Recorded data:
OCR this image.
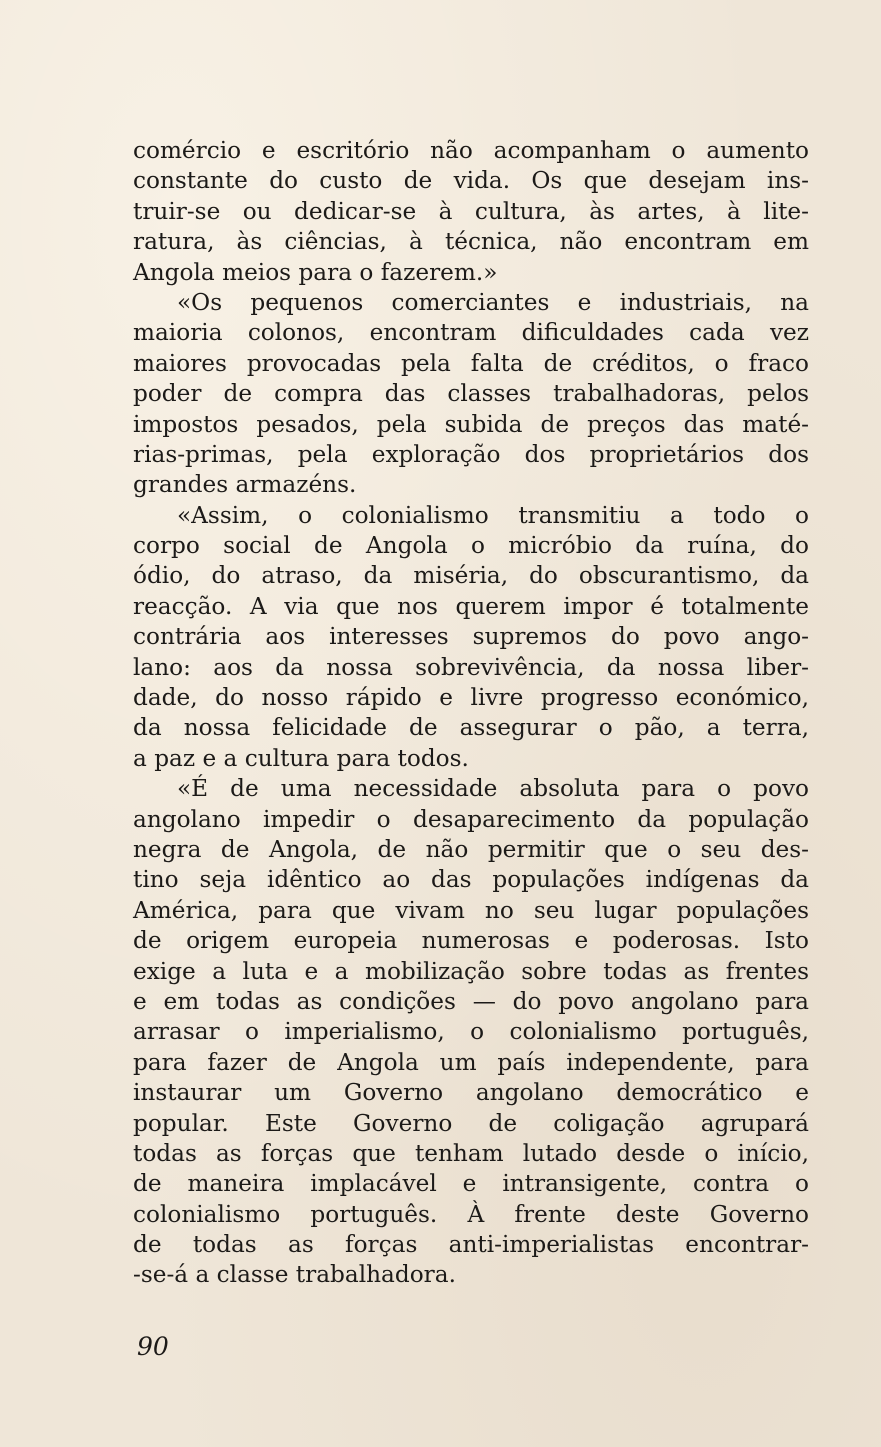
comércio e escritório não acompanham o aumento
constante do custo de vida. Os que desejam ins-
truir-se ou dedicar-se à cultura, às artes, à lite-
ratura, às ciências, à técnica, não encontram em
Angola meios para o fazerem.»
«Os pequenos comerciantes e industriais, na
maioria colonos, encontram dificuldades cada vez
maiores provocadas pela falta de créditos, o fraco
poder de compra das classes trabalhadoras, pelos
impostos pesados, pela subida de preços das maté-
rias-primas, pela exploração dos proprietários dos
grandes armazéns.
«Assim, o colonialismo transmitiu a todo o
corpo social de Angola o micróbio da ruína, do
ódio, do atraso, da miséria, do obscurantismo, da
reacção. A via que nos querem impor é totalmente
contrária aos interesses supremos do povo ango-
lano: aos da nossa sobrevivência, da nossa liber-
dade, do nosso rápido e livre progresso económico,
da nossa felicidade de assegurar o pão, a terra,
a paz e a cultura para todos.
«É de uma necessidade absoluta para o povo
angolano impedir o desaparecimento da população
negra de Angola, de não permitir que o seu des-
tino seja idêntico ao das populações indígenas da
América, para que vivam no seu lugar populações
de origem europeia numerosas e poderosas. Isto
exige a luta e a mobilização sobre todas as frentes
e em todas as condições — do povo angolano para
arrasar o imperialismo, o colonialismo português,
para fazer de Angola um país independente, para
instaurar um Governo angolano democrático e
popular. Este Governo de coligação agrupará
todas as forças que tenham lutado desde o início,
de maneira implacável e intransigente, contra o
colonialismo português. À frente deste Governo
de todas as forças anti-imperialistas encontrar-
-se-á a classe trabalhadora.
90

• [Exercise goal] Reply with only the number of lines in the entries that contain the word "colonialismo".

• [Task output] 3